PROBLEM: Check each line of the records below and collect those holding "预算执行率".

RECORD LIST:
-.-.-
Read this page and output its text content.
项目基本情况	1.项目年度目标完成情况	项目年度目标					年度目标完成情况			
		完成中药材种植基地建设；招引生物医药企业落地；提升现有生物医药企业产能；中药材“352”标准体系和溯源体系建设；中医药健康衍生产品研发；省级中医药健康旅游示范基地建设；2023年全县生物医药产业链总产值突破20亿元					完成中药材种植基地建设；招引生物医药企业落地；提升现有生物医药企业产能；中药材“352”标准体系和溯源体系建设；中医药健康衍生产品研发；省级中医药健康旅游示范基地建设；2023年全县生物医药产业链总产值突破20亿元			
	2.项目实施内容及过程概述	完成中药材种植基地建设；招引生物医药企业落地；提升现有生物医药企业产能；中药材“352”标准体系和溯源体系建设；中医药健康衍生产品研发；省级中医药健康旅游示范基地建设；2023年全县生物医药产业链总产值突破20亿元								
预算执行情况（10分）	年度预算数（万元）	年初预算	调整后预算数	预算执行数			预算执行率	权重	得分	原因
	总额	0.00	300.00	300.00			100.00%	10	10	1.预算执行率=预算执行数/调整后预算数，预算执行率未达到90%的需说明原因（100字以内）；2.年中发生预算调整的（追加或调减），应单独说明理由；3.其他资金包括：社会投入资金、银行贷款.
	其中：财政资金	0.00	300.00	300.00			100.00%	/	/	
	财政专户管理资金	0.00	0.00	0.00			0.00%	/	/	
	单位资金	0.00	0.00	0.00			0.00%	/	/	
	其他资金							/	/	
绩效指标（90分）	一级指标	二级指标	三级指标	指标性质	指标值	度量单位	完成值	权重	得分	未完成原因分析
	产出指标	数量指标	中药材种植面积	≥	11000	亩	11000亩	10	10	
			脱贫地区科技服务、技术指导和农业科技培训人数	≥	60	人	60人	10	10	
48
-.-.-
FINAL RESULT:
预算执行情况（10分）	年度预算数（万元）	年初预算	调整后预算数	预算执行数			预算执行率	权重	得分	原因
	总额	0.00	300.00	300.00			100.00%	10	10	1.预算执行率=预算执行数/调整后预算数，预算执行率未达到90%的需说明原因（100字以内）；2.年中发生预算调整的（追加或调减），应单独说明理由；3.其他资金包括：社会投入资金、银行贷款.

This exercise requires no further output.